» Instructions for the task
State how many lines of the records contain the string "temps", and give no other information.

☆ ☆ ☆

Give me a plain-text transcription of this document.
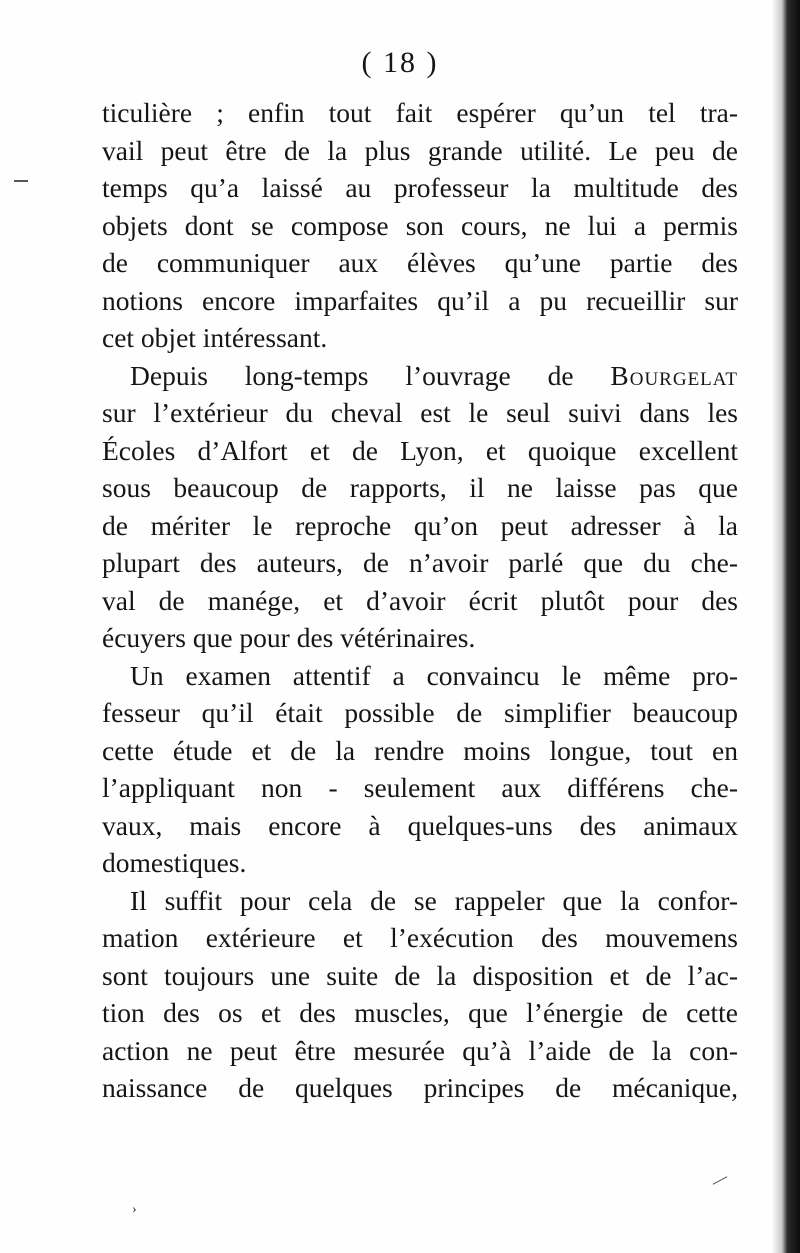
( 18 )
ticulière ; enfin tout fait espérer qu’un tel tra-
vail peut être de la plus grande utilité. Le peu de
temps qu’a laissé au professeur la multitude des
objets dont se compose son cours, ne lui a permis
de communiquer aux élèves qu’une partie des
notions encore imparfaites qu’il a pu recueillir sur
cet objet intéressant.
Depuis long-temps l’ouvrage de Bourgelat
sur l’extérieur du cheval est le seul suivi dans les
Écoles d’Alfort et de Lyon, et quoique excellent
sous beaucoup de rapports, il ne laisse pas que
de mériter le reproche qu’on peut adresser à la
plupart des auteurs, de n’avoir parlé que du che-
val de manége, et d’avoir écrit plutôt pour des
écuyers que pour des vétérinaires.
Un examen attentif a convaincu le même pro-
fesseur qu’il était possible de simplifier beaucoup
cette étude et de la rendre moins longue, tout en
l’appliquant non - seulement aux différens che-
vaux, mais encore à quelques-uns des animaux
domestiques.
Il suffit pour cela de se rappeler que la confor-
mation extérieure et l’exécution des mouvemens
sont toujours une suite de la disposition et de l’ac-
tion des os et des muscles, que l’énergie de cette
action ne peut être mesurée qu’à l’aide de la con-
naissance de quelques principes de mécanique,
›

☆ ☆ ☆

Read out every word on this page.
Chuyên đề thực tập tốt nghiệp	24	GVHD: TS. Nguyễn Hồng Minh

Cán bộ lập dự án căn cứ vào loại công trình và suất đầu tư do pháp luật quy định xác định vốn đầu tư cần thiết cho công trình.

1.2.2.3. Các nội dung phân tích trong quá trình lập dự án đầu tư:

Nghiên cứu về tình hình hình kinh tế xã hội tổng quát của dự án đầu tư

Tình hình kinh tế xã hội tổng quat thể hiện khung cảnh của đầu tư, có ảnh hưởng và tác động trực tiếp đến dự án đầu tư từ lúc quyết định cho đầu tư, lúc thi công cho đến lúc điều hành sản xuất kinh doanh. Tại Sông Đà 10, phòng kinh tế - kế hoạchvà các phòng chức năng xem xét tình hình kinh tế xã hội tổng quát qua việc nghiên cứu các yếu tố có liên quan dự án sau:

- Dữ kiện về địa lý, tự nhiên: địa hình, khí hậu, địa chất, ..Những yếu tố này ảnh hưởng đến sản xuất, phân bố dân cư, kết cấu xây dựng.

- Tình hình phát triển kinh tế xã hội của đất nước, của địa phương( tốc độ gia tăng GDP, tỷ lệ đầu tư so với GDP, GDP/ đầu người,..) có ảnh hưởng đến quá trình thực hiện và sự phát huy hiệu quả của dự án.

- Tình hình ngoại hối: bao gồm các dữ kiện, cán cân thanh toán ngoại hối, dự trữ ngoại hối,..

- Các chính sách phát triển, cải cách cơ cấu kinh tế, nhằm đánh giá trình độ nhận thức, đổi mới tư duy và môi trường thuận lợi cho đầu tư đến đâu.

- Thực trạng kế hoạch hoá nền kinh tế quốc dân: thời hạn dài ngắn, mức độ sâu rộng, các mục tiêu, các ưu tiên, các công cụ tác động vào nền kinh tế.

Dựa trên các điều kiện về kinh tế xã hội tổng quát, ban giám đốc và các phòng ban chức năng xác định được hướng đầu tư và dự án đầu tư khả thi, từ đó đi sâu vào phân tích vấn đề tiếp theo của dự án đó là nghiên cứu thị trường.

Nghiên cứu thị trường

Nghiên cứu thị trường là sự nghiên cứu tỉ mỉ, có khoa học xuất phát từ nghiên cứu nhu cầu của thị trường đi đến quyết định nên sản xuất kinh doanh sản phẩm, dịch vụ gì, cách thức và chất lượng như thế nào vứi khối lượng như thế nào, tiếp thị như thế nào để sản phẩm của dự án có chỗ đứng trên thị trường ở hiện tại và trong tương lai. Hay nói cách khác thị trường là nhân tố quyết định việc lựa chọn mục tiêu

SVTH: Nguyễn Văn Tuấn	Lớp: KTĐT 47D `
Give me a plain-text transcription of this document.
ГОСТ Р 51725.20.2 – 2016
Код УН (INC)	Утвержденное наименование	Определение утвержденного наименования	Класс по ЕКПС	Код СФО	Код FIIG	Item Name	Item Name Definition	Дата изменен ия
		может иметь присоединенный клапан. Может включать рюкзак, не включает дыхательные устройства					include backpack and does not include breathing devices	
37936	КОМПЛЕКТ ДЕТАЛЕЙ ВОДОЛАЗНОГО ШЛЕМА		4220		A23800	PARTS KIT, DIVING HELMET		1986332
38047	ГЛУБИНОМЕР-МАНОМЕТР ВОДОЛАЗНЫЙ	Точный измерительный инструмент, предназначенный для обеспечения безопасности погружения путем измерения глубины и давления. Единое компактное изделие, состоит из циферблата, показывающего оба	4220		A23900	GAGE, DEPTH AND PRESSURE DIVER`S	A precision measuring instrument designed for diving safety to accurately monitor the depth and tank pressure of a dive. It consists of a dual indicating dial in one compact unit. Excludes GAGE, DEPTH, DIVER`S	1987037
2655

☆ ☆ ☆

» Answer to this task
2